*EXTRACTED INFORMATION:*
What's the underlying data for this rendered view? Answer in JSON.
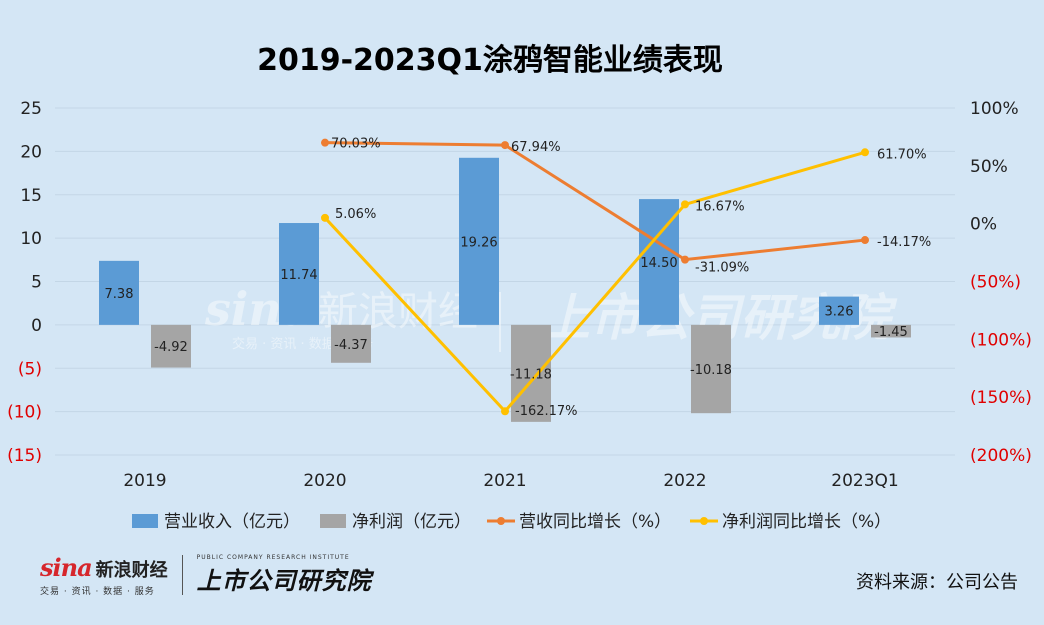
{
  "chart_data": {
    "type": "bar+line",
    "title": "2019-2023Q1涂鸦智能业绩表现",
    "categories": [
      "2019",
      "2020",
      "2021",
      "2022",
      "2023Q1"
    ],
    "left_axis": {
      "min": -15,
      "max": 25,
      "step": 5,
      "ticks": [
        "25",
        "20",
        "15",
        "10",
        "5",
        "0",
        "(5)",
        "(10)",
        "(15)"
      ]
    },
    "right_axis": {
      "min": -200,
      "max": 100,
      "step": 50,
      "ticks": [
        "100%",
        "50%",
        "0%",
        "(50%)",
        "(100%)",
        "(150%)",
        "(200%)"
      ]
    },
    "negative_tick_color": "#e00000",
    "bars": [
      {
        "name": "营业收入（亿元）",
        "color": "#5b9bd5",
        "values": [
          7.38,
          11.74,
          19.26,
          14.5,
          3.26
        ],
        "labels": [
          "7.38",
          "11.74",
          "19.26",
          "14.50",
          "3.26"
        ]
      },
      {
        "name": "净利润（亿元）",
        "color": "#a5a5a5",
        "values": [
          -4.92,
          -4.37,
          -11.18,
          -10.18,
          -1.45
        ],
        "labels": [
          "-4.92",
          "-4.37",
          "-11.18",
          "-10.18",
          "-1.45"
        ]
      }
    ],
    "lines": [
      {
        "name": "营收同比增长（%）",
        "color": "#ed7d31",
        "values": [
          null,
          70.03,
          67.94,
          -31.09,
          -14.17
        ],
        "labels": [
          "",
          "70.03%",
          "67.94%",
          "-31.09%",
          "-14.17%"
        ]
      },
      {
        "name": "净利润同比增长（%）",
        "color": "#ffc000",
        "values": [
          null,
          5.06,
          -162.17,
          16.67,
          61.7
        ],
        "labels": [
          "",
          "5.06%",
          "-162.17%",
          "16.67%",
          "61.70%"
        ]
      }
    ],
    "legend_position": "bottom",
    "grid": true
  },
  "watermark": {
    "brand": "sina",
    "brand_cn": "新浪财经",
    "sub": "交易 · 资讯 · 数据 · 服务",
    "institute_cn": "上市公司研究院"
  },
  "footer": {
    "sina_word": "sina",
    "sina_cn": "新浪财经",
    "sina_sub": "交易 · 资讯 · 数据 · 服务",
    "institute_en": "PUBLIC COMPANY RESEARCH INSTITUTE",
    "institute_cn": "上市公司研究院",
    "source": "资料来源：公司公告"
  }
}
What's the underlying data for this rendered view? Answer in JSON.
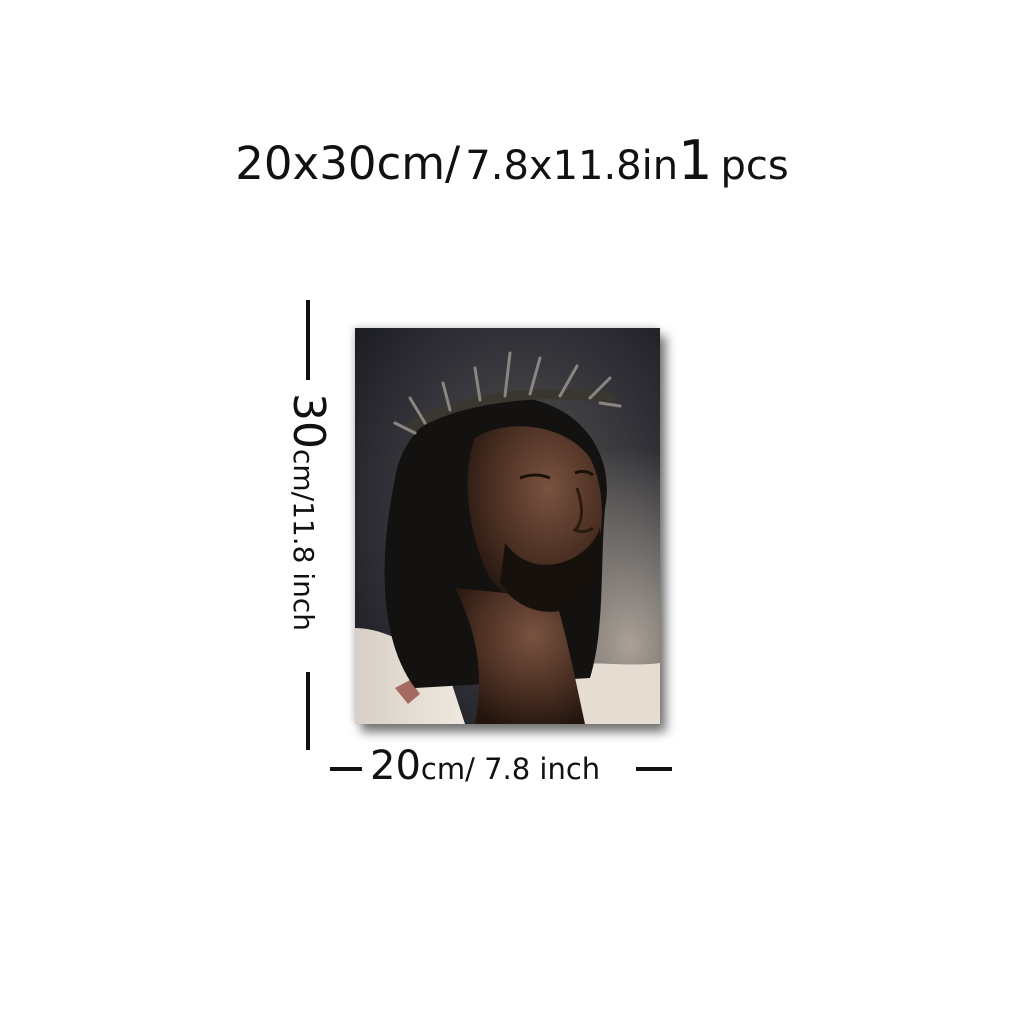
{
  "header": {
    "size_cm": "20x30cm/",
    "size_in": "7.8x11.8in",
    "quantity": "1",
    "unit": "pcs"
  },
  "height_dimension": {
    "value": "30",
    "unit_text": "cm/11.8 inch"
  },
  "width_dimension": {
    "value": "20",
    "unit_text": "cm/ 7.8 inch"
  },
  "colors": {
    "text": "#111111",
    "background": "#ffffff",
    "painting_dark": "#1b1d22",
    "painting_skin": "#4a2f22"
  }
}
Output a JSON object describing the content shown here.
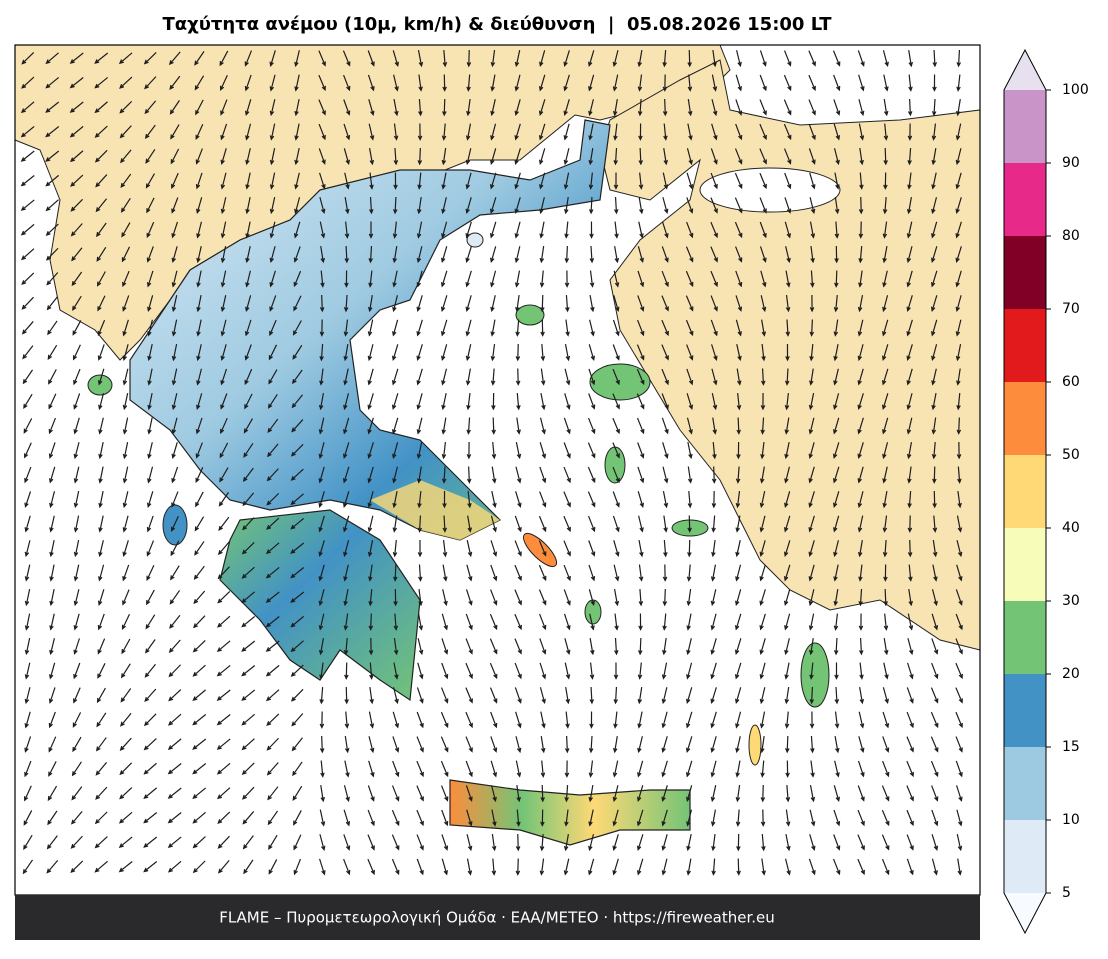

*WRITTEN REQUEST:* Write out all the entries exactly, except for the pictures.

*WRITTEN REPLY:*
What's the underlying data for this rendered view? Answer in JSON.
{
  "chart_data": {
    "type": "bar+line",
    "title": "2019-2023Q1涂鸦智能业绩表现",
    "categories": [
      "2019",
      "2020",
      "2021",
      "2022",
      "2023Q1"
    ],
    "left_axis": {
      "min": -15,
      "max": 25,
      "step": 5,
      "ticks": [
        "25",
        "20",
        "15",
        "10",
        "5",
        "0",
        "(5)",
        "(10)",
        "(15)"
      ]
    },
    "right_axis": {
      "min": -200,
      "max": 100,
      "step": 50,
      "ticks": [
        "100%",
        "50%",
        "0%",
        "(50%)",
        "(100%)",
        "(150%)",
        "(200%)"
      ]
    },
    "negative_tick_color": "#e00000",
    "bars": [
      {
        "name": "营业收入（亿元）",
        "color": "#5b9bd5",
        "values": [
          7.38,
          11.74,
          19.26,
          14.5,
          3.26
        ],
        "labels": [
          "7.38",
          "11.74",
          "19.26",
          "14.50",
          "3.26"
        ]
      },
      {
        "name": "净利润（亿元）",
        "color": "#a5a5a5",
        "values": [
          -4.92,
          -4.37,
          -11.18,
          -10.18,
          -1.45
        ],
        "labels": [
          "-4.92",
          "-4.37",
          "-11.18",
          "-10.18",
          "-1.45"
        ]
      }
    ],
    "lines": [
      {
        "name": "营收同比增长（%）",
        "color": "#ed7d31",
        "values": [
          null,
          70.03,
          67.94,
          -31.09,
          -14.17
        ],
        "labels": [
          "",
          "70.03%",
          "67.94%",
          "-31.09%",
          "-14.17%"
        ]
      },
      {
        "name": "净利润同比增长（%）",
        "color": "#ffc000",
        "values": [
          null,
          5.06,
          -162.17,
          16.67,
          61.7
        ],
        "labels": [
          "",
          "5.06%",
          "-162.17%",
          "16.67%",
          "61.70%"
        ]
      }
    ],
    "legend_position": "bottom",
    "grid": true
  },
  "watermark": {
    "brand": "sina",
    "brand_cn": "新浪财经",
    "sub": "交易 · 资讯 · 数据 · 服务",
    "institute_cn": "上市公司研究院"
  },
  "footer": {
    "sina_word": "sina",
    "sina_cn": "新浪财经",
    "sina_sub": "交易 · 资讯 · 数据 · 服务",
    "institute_en": "PUBLIC COMPANY RESEARCH INSTITUTE",
    "institute_cn": "上市公司研究院",
    "source": "资料来源：公司公告"
  }
}
What's the underlying data for this rendered view? Answer in JSON.
{
  "header": {
    "size_cm": "20x30cm/",
    "size_in": "7.8x11.8in",
    "quantity": "1",
    "unit": "pcs"
  },
  "height_dimension": {
    "value": "30",
    "unit_text": "cm/11.8 inch"
  },
  "width_dimension": {
    "value": "20",
    "unit_text": "cm/ 7.8 inch"
  },
  "colors": {
    "text": "#111111",
    "background": "#ffffff",
    "painting_dark": "#1b1d22",
    "painting_skin": "#4a2f22"
  }
}
Output a JSON object describing the content shown here.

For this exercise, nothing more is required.